• _Task objective_:
Extract the records below word for word and ignore the images.

• _Supplied records_:
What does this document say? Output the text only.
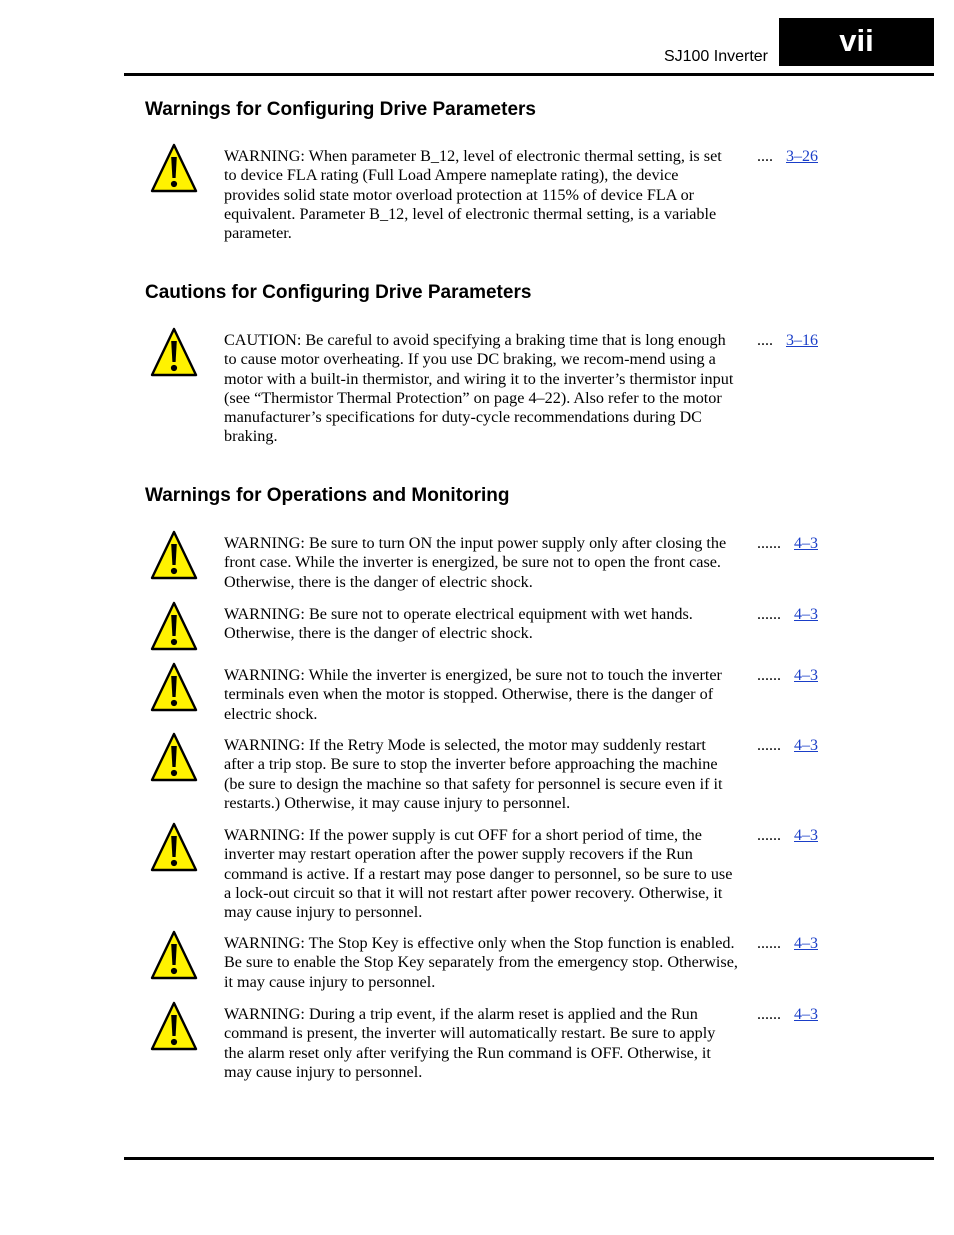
SJ100 Inverter	vii
Warnings for Configuring Drive Parameters
WARNING: When parameter B_12, level of electronic thermal setting, is set to device FLA rating (Full Load Ampere nameplate rating), the device provides solid state motor overload protection at 115% of device FLA or equivalent. Parameter B_12, level of electronic thermal setting, is a variable parameter.
.... 3–26
Cautions for Configuring Drive Parameters
CAUTION: Be careful to avoid specifying a braking time that is long enough to cause motor overheating. If you use DC braking, we recom-mend using a motor with a built-in thermistor, and wiring it to the inverter’s thermistor input (see “Thermistor Thermal Protection” on page 4–22). Also refer to the motor manufacturer’s specifications for duty-cycle recommendations during DC braking.
.... 3–16
Warnings for Operations and Monitoring
WARNING: Be sure to turn ON the input power supply only after closing the front case. While the inverter is energized, be sure not to open the front case. Otherwise, there is the danger of electric shock.
...... 4–3
WARNING: Be sure not to operate electrical equipment with wet hands. Otherwise, there is the danger of electric shock.
...... 4–3
WARNING: While the inverter is energized, be sure not to touch the inverter terminals even when the motor is stopped. Otherwise, there is the danger of electric shock.
...... 4–3
WARNING: If the Retry Mode is selected, the motor may suddenly restart after a trip stop. Be sure to stop the inverter before approaching the machine (be sure to design the machine so that safety for personnel is secure even if it restarts.) Otherwise, it may cause injury to personnel.
...... 4–3
WARNING: If the power supply is cut OFF for a short period of time, the inverter may restart operation after the power supply recovers if the Run command is active. If a restart may pose danger to personnel, so be sure to use a lock-out circuit so that it will not restart after power recovery. Otherwise, it may cause injury to personnel.
...... 4–3
WARNING: The Stop Key is effective only when the Stop function is enabled. Be sure to enable the Stop Key separately from the emergency stop. Otherwise, it may cause injury to personnel.
...... 4–3
WARNING: During a trip event, if the alarm reset is applied and the Run command is present, the inverter will automatically restart. Be sure to apply the alarm reset only after verifying the Run command is OFF. Otherwise, it may cause injury to personnel.
...... 4–3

• _Result_:
What does this document say? Output the text only.
SJ100 Inverter	vii
Warnings for Configuring Drive Parameters
WARNING: When parameter B_12, level of electronic thermal setting, is set to device FLA rating (Full Load Ampere nameplate rating), the device provides solid state motor overload protection at 115% of device FLA or equivalent. Parameter B_12, level of electronic thermal setting, is a variable parameter.
.... 3–26
Cautions for Configuring Drive Parameters
CAUTION: Be careful to avoid specifying a braking time that is long enough to cause motor overheating. If you use DC braking, we recom-mend using a motor with a built-in thermistor, and wiring it to the inverter’s thermistor input (see “Thermistor Thermal Protection” on page 4–22). Also refer to the motor manufacturer’s specifications for duty-cycle recommendations during DC braking.
.... 3–16
Warnings for Operations and Monitoring
WARNING: Be sure to turn ON the input power supply only after closing the front case. While the inverter is energized, be sure not to open the front case. Otherwise, there is the danger of electric shock.
...... 4–3
WARNING: Be sure not to operate electrical equipment with wet hands. Otherwise, there is the danger of electric shock.
...... 4–3
WARNING: While the inverter is energized, be sure not to touch the inverter terminals even when the motor is stopped. Otherwise, there is the danger of electric shock.
...... 4–3
WARNING: If the Retry Mode is selected, the motor may suddenly restart after a trip stop. Be sure to stop the inverter before approaching the machine (be sure to design the machine so that safety for personnel is secure even if it restarts.) Otherwise, it may cause injury to personnel.
...... 4–3
WARNING: If the power supply is cut OFF for a short period of time, the inverter may restart operation after the power supply recovers if the Run command is active. If a restart may pose danger to personnel, so be sure to use a lock-out circuit so that it will not restart after power recovery. Otherwise, it may cause injury to personnel.
...... 4–3
WARNING: The Stop Key is effective only when the Stop function is enabled. Be sure to enable the Stop Key separately from the emergency stop. Otherwise, it may cause injury to personnel.
...... 4–3
WARNING: During a trip event, if the alarm reset is applied and the Run command is present, the inverter will automatically restart. Be sure to apply the alarm reset only after verifying the Run command is OFF. Otherwise, it may cause injury to personnel.
...... 4–3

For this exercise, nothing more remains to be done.